* **Written instruction**:
Report the number of lines that include "often", with no additional text.

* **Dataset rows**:

++++

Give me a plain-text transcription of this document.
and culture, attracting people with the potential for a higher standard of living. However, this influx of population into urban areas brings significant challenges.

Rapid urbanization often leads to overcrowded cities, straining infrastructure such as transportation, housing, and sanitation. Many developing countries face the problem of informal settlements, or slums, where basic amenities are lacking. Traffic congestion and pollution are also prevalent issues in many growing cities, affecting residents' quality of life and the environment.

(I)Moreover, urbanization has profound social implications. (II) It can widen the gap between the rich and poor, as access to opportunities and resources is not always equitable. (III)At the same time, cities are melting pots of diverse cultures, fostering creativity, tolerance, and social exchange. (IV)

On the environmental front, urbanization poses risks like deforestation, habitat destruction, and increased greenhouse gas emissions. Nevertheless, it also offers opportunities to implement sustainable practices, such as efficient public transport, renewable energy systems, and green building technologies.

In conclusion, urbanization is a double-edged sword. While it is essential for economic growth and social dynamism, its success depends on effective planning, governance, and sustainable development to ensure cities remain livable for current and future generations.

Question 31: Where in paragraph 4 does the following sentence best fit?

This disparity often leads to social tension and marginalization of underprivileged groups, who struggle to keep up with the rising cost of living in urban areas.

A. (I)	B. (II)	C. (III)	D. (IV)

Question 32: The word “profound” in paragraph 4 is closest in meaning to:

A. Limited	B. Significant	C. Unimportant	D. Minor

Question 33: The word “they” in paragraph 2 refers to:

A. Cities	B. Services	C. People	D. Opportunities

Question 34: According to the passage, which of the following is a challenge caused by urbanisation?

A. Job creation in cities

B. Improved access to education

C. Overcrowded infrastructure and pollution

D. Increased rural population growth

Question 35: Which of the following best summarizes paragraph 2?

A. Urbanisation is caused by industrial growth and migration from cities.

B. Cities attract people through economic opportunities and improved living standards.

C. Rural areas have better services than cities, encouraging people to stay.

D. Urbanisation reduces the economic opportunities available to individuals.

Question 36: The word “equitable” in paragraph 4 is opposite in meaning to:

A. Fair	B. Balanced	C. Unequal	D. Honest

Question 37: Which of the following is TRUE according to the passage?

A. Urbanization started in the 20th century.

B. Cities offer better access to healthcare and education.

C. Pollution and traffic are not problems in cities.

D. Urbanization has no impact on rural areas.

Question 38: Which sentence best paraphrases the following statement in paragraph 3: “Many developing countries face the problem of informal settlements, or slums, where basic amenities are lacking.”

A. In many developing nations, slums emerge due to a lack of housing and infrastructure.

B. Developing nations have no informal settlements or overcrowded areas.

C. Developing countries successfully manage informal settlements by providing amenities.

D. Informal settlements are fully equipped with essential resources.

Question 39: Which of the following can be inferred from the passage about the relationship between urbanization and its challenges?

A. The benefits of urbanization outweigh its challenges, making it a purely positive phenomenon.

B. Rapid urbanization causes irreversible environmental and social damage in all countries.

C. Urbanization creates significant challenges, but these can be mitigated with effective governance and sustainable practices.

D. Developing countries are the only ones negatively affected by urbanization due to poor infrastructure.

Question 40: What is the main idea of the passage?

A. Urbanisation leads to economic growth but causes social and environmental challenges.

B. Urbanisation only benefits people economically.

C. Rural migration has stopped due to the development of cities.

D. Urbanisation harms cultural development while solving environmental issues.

++++

* **Exercise solution**:
2